═════ Extracted entries

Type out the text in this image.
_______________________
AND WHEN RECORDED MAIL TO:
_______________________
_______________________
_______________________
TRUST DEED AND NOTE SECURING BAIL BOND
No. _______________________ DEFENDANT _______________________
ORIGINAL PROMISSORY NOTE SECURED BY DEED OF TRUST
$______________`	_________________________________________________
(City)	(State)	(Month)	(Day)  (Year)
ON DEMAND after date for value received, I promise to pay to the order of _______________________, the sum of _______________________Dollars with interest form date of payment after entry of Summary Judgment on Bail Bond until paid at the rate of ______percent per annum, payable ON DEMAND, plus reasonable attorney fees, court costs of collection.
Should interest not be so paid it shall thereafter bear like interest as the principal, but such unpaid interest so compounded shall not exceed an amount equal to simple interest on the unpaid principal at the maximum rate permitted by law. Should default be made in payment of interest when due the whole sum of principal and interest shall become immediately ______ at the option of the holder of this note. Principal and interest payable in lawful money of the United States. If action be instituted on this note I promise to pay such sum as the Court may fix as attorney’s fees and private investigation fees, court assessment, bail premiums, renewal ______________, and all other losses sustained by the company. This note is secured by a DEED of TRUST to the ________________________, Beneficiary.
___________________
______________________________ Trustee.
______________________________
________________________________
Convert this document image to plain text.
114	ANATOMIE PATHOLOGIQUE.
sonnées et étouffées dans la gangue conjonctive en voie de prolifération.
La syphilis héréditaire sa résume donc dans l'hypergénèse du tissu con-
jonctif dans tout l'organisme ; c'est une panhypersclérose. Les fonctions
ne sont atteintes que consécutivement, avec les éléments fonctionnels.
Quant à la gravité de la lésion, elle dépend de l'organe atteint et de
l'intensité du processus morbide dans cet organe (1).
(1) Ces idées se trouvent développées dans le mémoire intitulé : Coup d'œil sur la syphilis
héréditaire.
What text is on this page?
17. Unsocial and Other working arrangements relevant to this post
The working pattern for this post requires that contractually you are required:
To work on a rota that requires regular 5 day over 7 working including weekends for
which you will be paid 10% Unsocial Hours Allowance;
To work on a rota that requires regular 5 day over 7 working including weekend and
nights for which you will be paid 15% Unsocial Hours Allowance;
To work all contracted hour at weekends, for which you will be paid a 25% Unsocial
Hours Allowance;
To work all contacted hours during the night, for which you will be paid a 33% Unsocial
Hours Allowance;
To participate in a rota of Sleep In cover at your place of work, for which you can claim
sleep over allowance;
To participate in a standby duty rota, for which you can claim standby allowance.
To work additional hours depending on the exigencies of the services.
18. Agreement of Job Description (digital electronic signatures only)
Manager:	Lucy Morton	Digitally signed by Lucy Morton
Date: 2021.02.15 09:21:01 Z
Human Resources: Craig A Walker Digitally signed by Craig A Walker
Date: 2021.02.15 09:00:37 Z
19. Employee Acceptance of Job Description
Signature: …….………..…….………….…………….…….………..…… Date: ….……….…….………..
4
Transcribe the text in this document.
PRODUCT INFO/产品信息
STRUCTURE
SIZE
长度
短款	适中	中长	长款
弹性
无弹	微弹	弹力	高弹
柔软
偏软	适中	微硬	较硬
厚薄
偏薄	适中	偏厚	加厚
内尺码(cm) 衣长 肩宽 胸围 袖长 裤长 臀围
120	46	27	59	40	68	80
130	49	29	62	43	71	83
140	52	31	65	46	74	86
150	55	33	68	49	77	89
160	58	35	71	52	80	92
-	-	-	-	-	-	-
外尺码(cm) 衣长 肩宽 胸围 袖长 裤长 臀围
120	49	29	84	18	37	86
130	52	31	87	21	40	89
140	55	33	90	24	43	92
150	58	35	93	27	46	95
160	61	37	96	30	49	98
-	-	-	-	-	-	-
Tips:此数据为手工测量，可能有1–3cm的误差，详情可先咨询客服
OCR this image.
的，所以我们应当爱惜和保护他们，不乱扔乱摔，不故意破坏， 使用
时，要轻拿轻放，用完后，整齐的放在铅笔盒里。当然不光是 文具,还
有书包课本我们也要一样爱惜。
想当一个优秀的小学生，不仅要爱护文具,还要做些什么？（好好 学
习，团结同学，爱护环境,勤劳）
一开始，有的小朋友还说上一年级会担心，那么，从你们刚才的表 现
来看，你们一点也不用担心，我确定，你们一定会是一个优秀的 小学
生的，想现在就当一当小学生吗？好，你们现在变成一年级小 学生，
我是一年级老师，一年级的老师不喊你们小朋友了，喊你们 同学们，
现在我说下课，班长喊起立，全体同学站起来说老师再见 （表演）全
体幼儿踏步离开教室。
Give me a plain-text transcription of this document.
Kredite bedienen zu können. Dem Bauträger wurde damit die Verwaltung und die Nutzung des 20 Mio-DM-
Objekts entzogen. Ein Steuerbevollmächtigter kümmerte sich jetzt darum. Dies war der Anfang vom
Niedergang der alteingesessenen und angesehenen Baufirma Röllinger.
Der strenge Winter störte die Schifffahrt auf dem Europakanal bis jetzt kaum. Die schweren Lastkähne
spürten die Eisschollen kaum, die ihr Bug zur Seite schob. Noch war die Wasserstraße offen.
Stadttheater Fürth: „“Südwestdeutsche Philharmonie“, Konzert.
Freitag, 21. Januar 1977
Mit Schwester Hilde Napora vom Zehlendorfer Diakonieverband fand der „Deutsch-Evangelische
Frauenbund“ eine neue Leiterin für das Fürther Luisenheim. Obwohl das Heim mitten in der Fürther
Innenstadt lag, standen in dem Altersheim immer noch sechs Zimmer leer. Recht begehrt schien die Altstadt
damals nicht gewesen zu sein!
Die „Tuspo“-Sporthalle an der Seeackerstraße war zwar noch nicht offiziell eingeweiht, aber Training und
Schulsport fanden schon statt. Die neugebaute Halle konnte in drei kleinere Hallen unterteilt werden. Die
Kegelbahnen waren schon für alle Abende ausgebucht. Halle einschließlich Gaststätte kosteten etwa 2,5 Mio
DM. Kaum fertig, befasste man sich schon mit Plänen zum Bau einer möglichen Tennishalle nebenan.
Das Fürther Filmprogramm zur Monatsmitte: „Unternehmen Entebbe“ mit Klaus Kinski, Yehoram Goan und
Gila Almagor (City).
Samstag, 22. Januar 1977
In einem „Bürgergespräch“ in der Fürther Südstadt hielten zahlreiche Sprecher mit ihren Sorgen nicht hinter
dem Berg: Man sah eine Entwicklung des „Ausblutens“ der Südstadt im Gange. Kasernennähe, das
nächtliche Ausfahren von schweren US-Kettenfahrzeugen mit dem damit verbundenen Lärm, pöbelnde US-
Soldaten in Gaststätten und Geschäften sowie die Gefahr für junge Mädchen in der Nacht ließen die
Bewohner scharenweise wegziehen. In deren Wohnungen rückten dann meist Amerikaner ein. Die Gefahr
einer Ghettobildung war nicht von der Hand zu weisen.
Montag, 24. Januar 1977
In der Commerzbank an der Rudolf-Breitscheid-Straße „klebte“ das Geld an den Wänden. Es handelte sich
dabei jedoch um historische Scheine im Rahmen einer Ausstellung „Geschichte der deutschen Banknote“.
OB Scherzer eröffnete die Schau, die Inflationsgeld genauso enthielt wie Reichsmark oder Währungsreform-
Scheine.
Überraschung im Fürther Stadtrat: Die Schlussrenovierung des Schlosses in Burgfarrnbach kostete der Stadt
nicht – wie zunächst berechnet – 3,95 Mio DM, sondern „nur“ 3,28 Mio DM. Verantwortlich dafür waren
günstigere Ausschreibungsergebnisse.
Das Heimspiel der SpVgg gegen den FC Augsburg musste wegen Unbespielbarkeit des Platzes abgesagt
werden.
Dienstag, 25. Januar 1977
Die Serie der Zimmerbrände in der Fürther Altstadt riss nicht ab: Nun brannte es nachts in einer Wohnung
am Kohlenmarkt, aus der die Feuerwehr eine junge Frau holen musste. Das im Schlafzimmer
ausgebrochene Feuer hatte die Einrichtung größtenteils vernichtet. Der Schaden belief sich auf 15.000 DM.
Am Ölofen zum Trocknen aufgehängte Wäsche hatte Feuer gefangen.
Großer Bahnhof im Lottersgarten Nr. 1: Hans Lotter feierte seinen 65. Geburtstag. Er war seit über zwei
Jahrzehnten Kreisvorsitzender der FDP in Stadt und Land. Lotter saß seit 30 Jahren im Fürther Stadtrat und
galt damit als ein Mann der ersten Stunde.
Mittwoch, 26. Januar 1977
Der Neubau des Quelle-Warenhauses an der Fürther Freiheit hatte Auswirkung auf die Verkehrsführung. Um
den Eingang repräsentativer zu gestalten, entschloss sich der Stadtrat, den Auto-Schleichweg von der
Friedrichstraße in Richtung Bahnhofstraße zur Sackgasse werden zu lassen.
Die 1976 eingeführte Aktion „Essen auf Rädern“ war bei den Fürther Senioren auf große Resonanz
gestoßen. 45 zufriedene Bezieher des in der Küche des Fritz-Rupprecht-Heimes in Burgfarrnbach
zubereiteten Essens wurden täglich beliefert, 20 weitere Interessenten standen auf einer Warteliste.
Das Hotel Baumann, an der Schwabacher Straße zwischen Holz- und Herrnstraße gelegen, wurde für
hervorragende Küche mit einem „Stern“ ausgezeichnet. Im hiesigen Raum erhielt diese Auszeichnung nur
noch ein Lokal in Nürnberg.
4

══════════

Task goal:
Using the records above, gather all lines where the string "weekends" is present.

Output of the exercise:
To work on a rota that requires regular 5 day over 7 working including weekends for
To work all contracted hour at weekends, for which you will be paid a 25% Unsocial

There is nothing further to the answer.